===== TASK DATA

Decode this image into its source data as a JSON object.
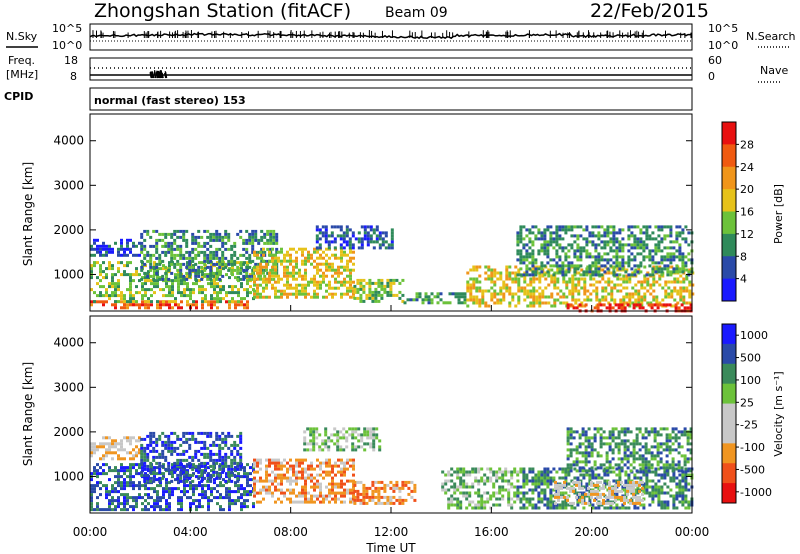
{
  "header": {
    "station": "Zhongshan Station (fitACF)",
    "beam": "Beam 09",
    "date": "22/Feb/2015"
  },
  "noise_panel": {
    "left_label": "N.Sky",
    "left_ticks": [
      "10^5",
      "10^0"
    ],
    "right_label": "N.Search",
    "right_ticks": [
      "10^5",
      "10^0"
    ]
  },
  "freq_panel": {
    "left_label_1": "Freq.",
    "left_label_2": "[MHz]",
    "left_ticks": [
      "18",
      "8"
    ],
    "right_label": "Nave",
    "right_ticks": [
      "60",
      "0"
    ]
  },
  "cpid": {
    "label": "CPID",
    "text": "normal (fast stereo) 153"
  },
  "x_axis_title": "Time UT",
  "chart_data": [
    {
      "type": "heatmap",
      "title": "",
      "xlabel": "Time UT",
      "ylabel": "Slant Range [km]",
      "x_ticks": [
        "00:00",
        "04:00",
        "08:00",
        "12:00",
        "16:00",
        "20:00",
        "00:00"
      ],
      "y_ticks": [
        1000,
        2000,
        3000,
        4000
      ],
      "xlim": [
        0,
        24
      ],
      "ylim": [
        180,
        4600
      ],
      "colorbar": {
        "label": "Power [dB]",
        "ticks": [
          "4",
          "8",
          "12",
          "16",
          "20",
          "24",
          "28"
        ],
        "range": [
          0,
          30
        ],
        "colors": [
          "#1a1aff",
          "#2a4aa8",
          "#2f8a5a",
          "#6cc23a",
          "#e6c21a",
          "#f0951a",
          "#f05a10",
          "#e81010"
        ]
      },
      "scatter_regions_note": "Backscatter pattern, approximate",
      "regions": [
        {
          "t0": 0.0,
          "t1": 6.3,
          "r0": 250,
          "r1": 420,
          "level": 6
        },
        {
          "t0": 0.0,
          "t1": 6.5,
          "r0": 420,
          "r1": 1300,
          "level": 3
        },
        {
          "t0": 0.0,
          "t1": 2.0,
          "r0": 1400,
          "r1": 1800,
          "level": 1
        },
        {
          "t0": 2.0,
          "t1": 7.5,
          "r0": 900,
          "r1": 2000,
          "level": 2
        },
        {
          "t0": 6.5,
          "t1": 10.5,
          "r0": 500,
          "r1": 1600,
          "level": 4
        },
        {
          "t0": 9.0,
          "t1": 12.0,
          "r0": 1600,
          "r1": 2100,
          "level": 1
        },
        {
          "t0": 10.5,
          "t1": 12.5,
          "r0": 400,
          "r1": 900,
          "level": 3
        },
        {
          "t0": 12.5,
          "t1": 15.0,
          "r0": 350,
          "r1": 600,
          "level": 2
        },
        {
          "t0": 15.0,
          "t1": 24.0,
          "r0": 300,
          "r1": 1200,
          "level": 4
        },
        {
          "t0": 17.0,
          "t1": 24.0,
          "r0": 1000,
          "r1": 2100,
          "level": 2
        },
        {
          "t0": 19.0,
          "t1": 24.0,
          "r0": 200,
          "r1": 350,
          "level": 7
        }
      ]
    },
    {
      "type": "heatmap",
      "title": "",
      "xlabel": "Time UT",
      "ylabel": "Slant Range [km]",
      "x_ticks": [
        "00:00",
        "04:00",
        "08:00",
        "12:00",
        "16:00",
        "20:00",
        "00:00"
      ],
      "y_ticks": [
        1000,
        2000,
        3000,
        4000
      ],
      "xlim": [
        0,
        24
      ],
      "ylim": [
        180,
        4600
      ],
      "colorbar": {
        "label": "Velocity [m s⁻¹]",
        "ticks": [
          "1000",
          "500",
          "100",
          "25",
          "-25",
          "-100",
          "-500",
          "-1000"
        ],
        "range": [
          -1200,
          1200
        ],
        "colors": [
          "#e81010",
          "#f0501a",
          "#f09520",
          "#c8c8c8",
          "#c8c8c8",
          "#6cc23a",
          "#3a8a5a",
          "#2a4aa8",
          "#1a1aff"
        ]
      },
      "regions": [
        {
          "t0": 0.0,
          "t1": 6.5,
          "r0": 250,
          "r1": 1300,
          "level": 7
        },
        {
          "t0": 0.0,
          "t1": 2.0,
          "r0": 1400,
          "r1": 1900,
          "level": 3
        },
        {
          "t0": 2.0,
          "t1": 6.0,
          "r0": 900,
          "r1": 2000,
          "level": 7
        },
        {
          "t0": 6.5,
          "t1": 10.5,
          "r0": 400,
          "r1": 1400,
          "level": 2
        },
        {
          "t0": 8.5,
          "t1": 11.5,
          "r0": 1600,
          "r1": 2100,
          "level": 5
        },
        {
          "t0": 10.5,
          "t1": 13.0,
          "r0": 400,
          "r1": 900,
          "level": 2
        },
        {
          "t0": 14.0,
          "t1": 17.0,
          "r0": 300,
          "r1": 1200,
          "level": 5
        },
        {
          "t0": 17.0,
          "t1": 24.0,
          "r0": 300,
          "r1": 1200,
          "level": 6
        },
        {
          "t0": 18.5,
          "t1": 22.0,
          "r0": 400,
          "r1": 900,
          "level": 3
        },
        {
          "t0": 19.0,
          "t1": 24.0,
          "r0": 1100,
          "r1": 2100,
          "level": 6
        }
      ]
    }
  ]
}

==========

▸ TASK OBJECTIVE
Go back to the records above and write them out exactly, without the pictures.

▸ CORRECT ANSWER
Decode this image into its source data as a JSON object.
{
  "header": {
    "station": "Zhongshan Station (fitACF)",
    "beam": "Beam 09",
    "date": "22/Feb/2015"
  },
  "noise_panel": {
    "left_label": "N.Sky",
    "left_ticks": [
      "10^5",
      "10^0"
    ],
    "right_label": "N.Search",
    "right_ticks": [
      "10^5",
      "10^0"
    ]
  },
  "freq_panel": {
    "left_label_1": "Freq.",
    "left_label_2": "[MHz]",
    "left_ticks": [
      "18",
      "8"
    ],
    "right_label": "Nave",
    "right_ticks": [
      "60",
      "0"
    ]
  },
  "cpid": {
    "label": "CPID",
    "text": "normal (fast stereo) 153"
  },
  "x_axis_title": "Time UT",
  "chart_data": [
    {
      "type": "heatmap",
      "title": "",
      "xlabel": "Time UT",
      "ylabel": "Slant Range [km]",
      "x_ticks": [
        "00:00",
        "04:00",
        "08:00",
        "12:00",
        "16:00",
        "20:00",
        "00:00"
      ],
      "y_ticks": [
        1000,
        2000,
        3000,
        4000
      ],
      "xlim": [
        0,
        24
      ],
      "ylim": [
        180,
        4600
      ],
      "colorbar": {
        "label": "Power [dB]",
        "ticks": [
          "4",
          "8",
          "12",
          "16",
          "20",
          "24",
          "28"
        ],
        "range": [
          0,
          30
        ],
        "colors": [
          "#1a1aff",
          "#2a4aa8",
          "#2f8a5a",
          "#6cc23a",
          "#e6c21a",
          "#f0951a",
          "#f05a10",
          "#e81010"
        ]
      },
      "scatter_regions_note": "Backscatter pattern, approximate",
      "regions": [
        {
          "t0": 0.0,
          "t1": 6.3,
          "r0": 250,
          "r1": 420,
          "level": 6
        },
        {
          "t0": 0.0,
          "t1": 6.5,
          "r0": 420,
          "r1": 1300,
          "level": 3
        },
        {
          "t0": 0.0,
          "t1": 2.0,
          "r0": 1400,
          "r1": 1800,
          "level": 1
        },
        {
          "t0": 2.0,
          "t1": 7.5,
          "r0": 900,
          "r1": 2000,
          "level": 2
        },
        {
          "t0": 6.5,
          "t1": 10.5,
          "r0": 500,
          "r1": 1600,
          "level": 4
        },
        {
          "t0": 9.0,
          "t1": 12.0,
          "r0": 1600,
          "r1": 2100,
          "level": 1
        },
        {
          "t0": 10.5,
          "t1": 12.5,
          "r0": 400,
          "r1": 900,
          "level": 3
        },
        {
          "t0": 12.5,
          "t1": 15.0,
          "r0": 350,
          "r1": 600,
          "level": 2
        },
        {
          "t0": 15.0,
          "t1": 24.0,
          "r0": 300,
          "r1": 1200,
          "level": 4
        },
        {
          "t0": 17.0,
          "t1": 24.0,
          "r0": 1000,
          "r1": 2100,
          "level": 2
        },
        {
          "t0": 19.0,
          "t1": 24.0,
          "r0": 200,
          "r1": 350,
          "level": 7
        }
      ]
    },
    {
      "type": "heatmap",
      "title": "",
      "xlabel": "Time UT",
      "ylabel": "Slant Range [km]",
      "x_ticks": [
        "00:00",
        "04:00",
        "08:00",
        "12:00",
        "16:00",
        "20:00",
        "00:00"
      ],
      "y_ticks": [
        1000,
        2000,
        3000,
        4000
      ],
      "xlim": [
        0,
        24
      ],
      "ylim": [
        180,
        4600
      ],
      "colorbar": {
        "label": "Velocity [m s⁻¹]",
        "ticks": [
          "1000",
          "500",
          "100",
          "25",
          "-25",
          "-100",
          "-500",
          "-1000"
        ],
        "range": [
          -1200,
          1200
        ],
        "colors": [
          "#e81010",
          "#f0501a",
          "#f09520",
          "#c8c8c8",
          "#c8c8c8",
          "#6cc23a",
          "#3a8a5a",
          "#2a4aa8",
          "#1a1aff"
        ]
      },
      "regions": [
        {
          "t0": 0.0,
          "t1": 6.5,
          "r0": 250,
          "r1": 1300,
          "level": 7
        },
        {
          "t0": 0.0,
          "t1": 2.0,
          "r0": 1400,
          "r1": 1900,
          "level": 3
        },
        {
          "t0": 2.0,
          "t1": 6.0,
          "r0": 900,
          "r1": 2000,
          "level": 7
        },
        {
          "t0": 6.5,
          "t1": 10.5,
          "r0": 400,
          "r1": 1400,
          "level": 2
        },
        {
          "t0": 8.5,
          "t1": 11.5,
          "r0": 1600,
          "r1": 2100,
          "level": 5
        },
        {
          "t0": 10.5,
          "t1": 13.0,
          "r0": 400,
          "r1": 900,
          "level": 2
        },
        {
          "t0": 14.0,
          "t1": 17.0,
          "r0": 300,
          "r1": 1200,
          "level": 5
        },
        {
          "t0": 17.0,
          "t1": 24.0,
          "r0": 300,
          "r1": 1200,
          "level": 6
        },
        {
          "t0": 18.5,
          "t1": 22.0,
          "r0": 400,
          "r1": 900,
          "level": 3
        },
        {
          "t0": 19.0,
          "t1": 24.0,
          "r0": 1100,
          "r1": 2100,
          "level": 6
        }
      ]
    }
  ]
}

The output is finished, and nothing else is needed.